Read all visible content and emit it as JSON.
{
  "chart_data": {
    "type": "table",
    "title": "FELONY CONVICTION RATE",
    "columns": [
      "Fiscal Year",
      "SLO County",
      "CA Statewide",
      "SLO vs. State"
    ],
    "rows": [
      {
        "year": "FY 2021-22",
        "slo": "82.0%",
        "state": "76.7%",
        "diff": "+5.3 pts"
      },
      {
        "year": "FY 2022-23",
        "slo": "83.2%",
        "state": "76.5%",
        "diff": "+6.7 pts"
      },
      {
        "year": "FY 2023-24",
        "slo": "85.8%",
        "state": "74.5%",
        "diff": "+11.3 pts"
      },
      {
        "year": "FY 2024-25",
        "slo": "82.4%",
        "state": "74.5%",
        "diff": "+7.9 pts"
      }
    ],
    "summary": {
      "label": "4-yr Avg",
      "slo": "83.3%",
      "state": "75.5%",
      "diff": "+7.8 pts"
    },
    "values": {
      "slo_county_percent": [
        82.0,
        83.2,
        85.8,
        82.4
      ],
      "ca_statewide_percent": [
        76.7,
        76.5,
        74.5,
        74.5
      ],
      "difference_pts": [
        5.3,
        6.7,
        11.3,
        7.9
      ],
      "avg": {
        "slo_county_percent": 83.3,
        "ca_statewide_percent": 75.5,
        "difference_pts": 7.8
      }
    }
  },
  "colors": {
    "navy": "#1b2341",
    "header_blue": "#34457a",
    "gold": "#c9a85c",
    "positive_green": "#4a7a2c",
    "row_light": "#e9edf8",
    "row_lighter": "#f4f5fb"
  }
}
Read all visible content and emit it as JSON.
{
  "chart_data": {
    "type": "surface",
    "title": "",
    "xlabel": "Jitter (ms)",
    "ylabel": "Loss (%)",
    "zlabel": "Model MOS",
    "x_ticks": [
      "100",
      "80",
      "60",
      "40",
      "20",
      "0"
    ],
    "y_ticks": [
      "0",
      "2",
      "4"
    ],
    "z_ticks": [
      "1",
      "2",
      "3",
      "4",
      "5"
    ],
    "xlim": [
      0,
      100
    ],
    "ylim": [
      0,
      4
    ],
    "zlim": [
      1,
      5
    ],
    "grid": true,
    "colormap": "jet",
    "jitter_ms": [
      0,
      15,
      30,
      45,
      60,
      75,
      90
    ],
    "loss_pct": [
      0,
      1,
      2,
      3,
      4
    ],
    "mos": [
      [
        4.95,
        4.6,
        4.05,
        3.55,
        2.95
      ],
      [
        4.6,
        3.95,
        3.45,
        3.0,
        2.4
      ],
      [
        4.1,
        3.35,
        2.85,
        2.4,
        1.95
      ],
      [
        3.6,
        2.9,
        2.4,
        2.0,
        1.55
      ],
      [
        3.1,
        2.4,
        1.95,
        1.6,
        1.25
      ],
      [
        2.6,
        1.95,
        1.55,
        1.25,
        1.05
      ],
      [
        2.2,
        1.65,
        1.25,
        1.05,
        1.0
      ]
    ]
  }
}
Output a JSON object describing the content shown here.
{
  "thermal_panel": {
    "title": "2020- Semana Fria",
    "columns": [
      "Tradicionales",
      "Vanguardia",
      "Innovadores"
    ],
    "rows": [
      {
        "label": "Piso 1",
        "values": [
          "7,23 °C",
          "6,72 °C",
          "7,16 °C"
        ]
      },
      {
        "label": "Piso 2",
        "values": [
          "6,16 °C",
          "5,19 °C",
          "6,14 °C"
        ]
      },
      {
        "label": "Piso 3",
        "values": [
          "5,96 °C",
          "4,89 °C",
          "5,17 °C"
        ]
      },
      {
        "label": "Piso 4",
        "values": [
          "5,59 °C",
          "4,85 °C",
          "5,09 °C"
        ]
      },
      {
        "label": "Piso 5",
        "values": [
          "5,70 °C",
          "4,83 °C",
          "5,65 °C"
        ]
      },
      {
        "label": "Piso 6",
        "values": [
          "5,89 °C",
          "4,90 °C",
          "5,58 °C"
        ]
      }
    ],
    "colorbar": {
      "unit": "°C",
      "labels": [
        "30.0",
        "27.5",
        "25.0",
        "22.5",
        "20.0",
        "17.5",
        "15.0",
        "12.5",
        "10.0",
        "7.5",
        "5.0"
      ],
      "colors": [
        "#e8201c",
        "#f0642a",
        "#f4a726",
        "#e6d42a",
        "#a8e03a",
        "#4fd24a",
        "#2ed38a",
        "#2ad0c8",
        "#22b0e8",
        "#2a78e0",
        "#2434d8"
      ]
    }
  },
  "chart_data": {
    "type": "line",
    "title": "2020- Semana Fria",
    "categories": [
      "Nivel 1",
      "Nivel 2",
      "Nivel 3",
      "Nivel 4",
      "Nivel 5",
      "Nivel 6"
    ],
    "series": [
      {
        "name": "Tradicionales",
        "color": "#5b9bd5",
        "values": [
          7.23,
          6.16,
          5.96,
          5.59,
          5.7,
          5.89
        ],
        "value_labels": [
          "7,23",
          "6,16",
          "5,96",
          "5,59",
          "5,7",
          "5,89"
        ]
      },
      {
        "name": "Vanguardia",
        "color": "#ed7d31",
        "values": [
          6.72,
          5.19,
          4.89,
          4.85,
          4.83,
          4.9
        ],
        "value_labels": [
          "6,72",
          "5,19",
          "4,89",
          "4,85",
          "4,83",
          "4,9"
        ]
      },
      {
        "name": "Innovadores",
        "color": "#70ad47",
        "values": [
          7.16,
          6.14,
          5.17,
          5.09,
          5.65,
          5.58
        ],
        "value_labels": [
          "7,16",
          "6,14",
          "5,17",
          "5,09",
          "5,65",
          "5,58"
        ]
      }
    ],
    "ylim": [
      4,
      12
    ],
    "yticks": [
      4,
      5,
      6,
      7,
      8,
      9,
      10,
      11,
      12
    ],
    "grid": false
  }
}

What the exercise asks: Quote the data in full, keeping each word unchanged.

Exercise result:
Read all visible content and emit it as JSON.
{
  "chart_data": {
    "type": "table",
    "title": "FELONY CONVICTION RATE",
    "columns": [
      "Fiscal Year",
      "SLO County",
      "CA Statewide",
      "SLO vs. State"
    ],
    "rows": [
      {
        "year": "FY 2021-22",
        "slo": "82.0%",
        "state": "76.7%",
        "diff": "+5.3 pts"
      },
      {
        "year": "FY 2022-23",
        "slo": "83.2%",
        "state": "76.5%",
        "diff": "+6.7 pts"
      },
      {
        "year": "FY 2023-24",
        "slo": "85.8%",
        "state": "74.5%",
        "diff": "+11.3 pts"
      },
      {
        "year": "FY 2024-25",
        "slo": "82.4%",
        "state": "74.5%",
        "diff": "+7.9 pts"
      }
    ],
    "summary": {
      "label": "4-yr Avg",
      "slo": "83.3%",
      "state": "75.5%",
      "diff": "+7.8 pts"
    },
    "values": {
      "slo_county_percent": [
        82.0,
        83.2,
        85.8,
        82.4
      ],
      "ca_statewide_percent": [
        76.7,
        76.5,
        74.5,
        74.5
      ],
      "difference_pts": [
        5.3,
        6.7,
        11.3,
        7.9
      ],
      "avg": {
        "slo_county_percent": 83.3,
        "ca_statewide_percent": 75.5,
        "difference_pts": 7.8
      }
    }
  },
  "colors": {
    "navy": "#1b2341",
    "header_blue": "#34457a",
    "gold": "#c9a85c",
    "positive_green": "#4a7a2c",
    "row_light": "#e9edf8",
    "row_lighter": "#f4f5fb"
  }
}
Read all visible content and emit it as JSON.
{
  "chart_data": {
    "type": "surface",
    "title": "",
    "xlabel": "Jitter (ms)",
    "ylabel": "Loss (%)",
    "zlabel": "Model MOS",
    "x_ticks": [
      "100",
      "80",
      "60",
      "40",
      "20",
      "0"
    ],
    "y_ticks": [
      "0",
      "2",
      "4"
    ],
    "z_ticks": [
      "1",
      "2",
      "3",
      "4",
      "5"
    ],
    "xlim": [
      0,
      100
    ],
    "ylim": [
      0,
      4
    ],
    "zlim": [
      1,
      5
    ],
    "grid": true,
    "colormap": "jet",
    "jitter_ms": [
      0,
      15,
      30,
      45,
      60,
      75,
      90
    ],
    "loss_pct": [
      0,
      1,
      2,
      3,
      4
    ],
    "mos": [
      [
        4.95,
        4.6,
        4.05,
        3.55,
        2.95
      ],
      [
        4.6,
        3.95,
        3.45,
        3.0,
        2.4
      ],
      [
        4.1,
        3.35,
        2.85,
        2.4,
        1.95
      ],
      [
        3.6,
        2.9,
        2.4,
        2.0,
        1.55
      ],
      [
        3.1,
        2.4,
        1.95,
        1.6,
        1.25
      ],
      [
        2.6,
        1.95,
        1.55,
        1.25,
        1.05
      ],
      [
        2.2,
        1.65,
        1.25,
        1.05,
        1.0
      ]
    ]
  }
}
Output a JSON object describing the content shown here.
{
  "thermal_panel": {
    "title": "2020- Semana Fria",
    "columns": [
      "Tradicionales",
      "Vanguardia",
      "Innovadores"
    ],
    "rows": [
      {
        "label": "Piso 1",
        "values": [
          "7,23 °C",
          "6,72 °C",
          "7,16 °C"
        ]
      },
      {
        "label": "Piso 2",
        "values": [
          "6,16 °C",
          "5,19 °C",
          "6,14 °C"
        ]
      },
      {
        "label": "Piso 3",
        "values": [
          "5,96 °C",
          "4,89 °C",
          "5,17 °C"
        ]
      },
      {
        "label": "Piso 4",
        "values": [
          "5,59 °C",
          "4,85 °C",
          "5,09 °C"
        ]
      },
      {
        "label": "Piso 5",
        "values": [
          "5,70 °C",
          "4,83 °C",
          "5,65 °C"
        ]
      },
      {
        "label": "Piso 6",
        "values": [
          "5,89 °C",
          "4,90 °C",
          "5,58 °C"
        ]
      }
    ],
    "colorbar": {
      "unit": "°C",
      "labels": [
        "30.0",
        "27.5",
        "25.0",
        "22.5",
        "20.0",
        "17.5",
        "15.0",
        "12.5",
        "10.0",
        "7.5",
        "5.0"
      ],
      "colors": [
        "#e8201c",
        "#f0642a",
        "#f4a726",
        "#e6d42a",
        "#a8e03a",
        "#4fd24a",
        "#2ed38a",
        "#2ad0c8",
        "#22b0e8",
        "#2a78e0",
        "#2434d8"
      ]
    }
  },
  "chart_data": {
    "type": "line",
    "title": "2020- Semana Fria",
    "categories": [
      "Nivel 1",
      "Nivel 2",
      "Nivel 3",
      "Nivel 4",
      "Nivel 5",
      "Nivel 6"
    ],
    "series": [
      {
        "name": "Tradicionales",
        "color": "#5b9bd5",
        "values": [
          7.23,
          6.16,
          5.96,
          5.59,
          5.7,
          5.89
        ],
        "value_labels": [
          "7,23",
          "6,16",
          "5,96",
          "5,59",
          "5,7",
          "5,89"
        ]
      },
      {
        "name": "Vanguardia",
        "color": "#ed7d31",
        "values": [
          6.72,
          5.19,
          4.89,
          4.85,
          4.83,
          4.9
        ],
        "value_labels": [
          "6,72",
          "5,19",
          "4,89",
          "4,85",
          "4,83",
          "4,9"
        ]
      },
      {
        "name": "Innovadores",
        "color": "#70ad47",
        "values": [
          7.16,
          6.14,
          5.17,
          5.09,
          5.65,
          5.58
        ],
        "value_labels": [
          "7,16",
          "6,14",
          "5,17",
          "5,09",
          "5,65",
          "5,58"
        ]
      }
    ],
    "ylim": [
      4,
      12
    ],
    "yticks": [
      4,
      5,
      6,
      7,
      8,
      9,
      10,
      11,
      12
    ],
    "grid": false
  }
}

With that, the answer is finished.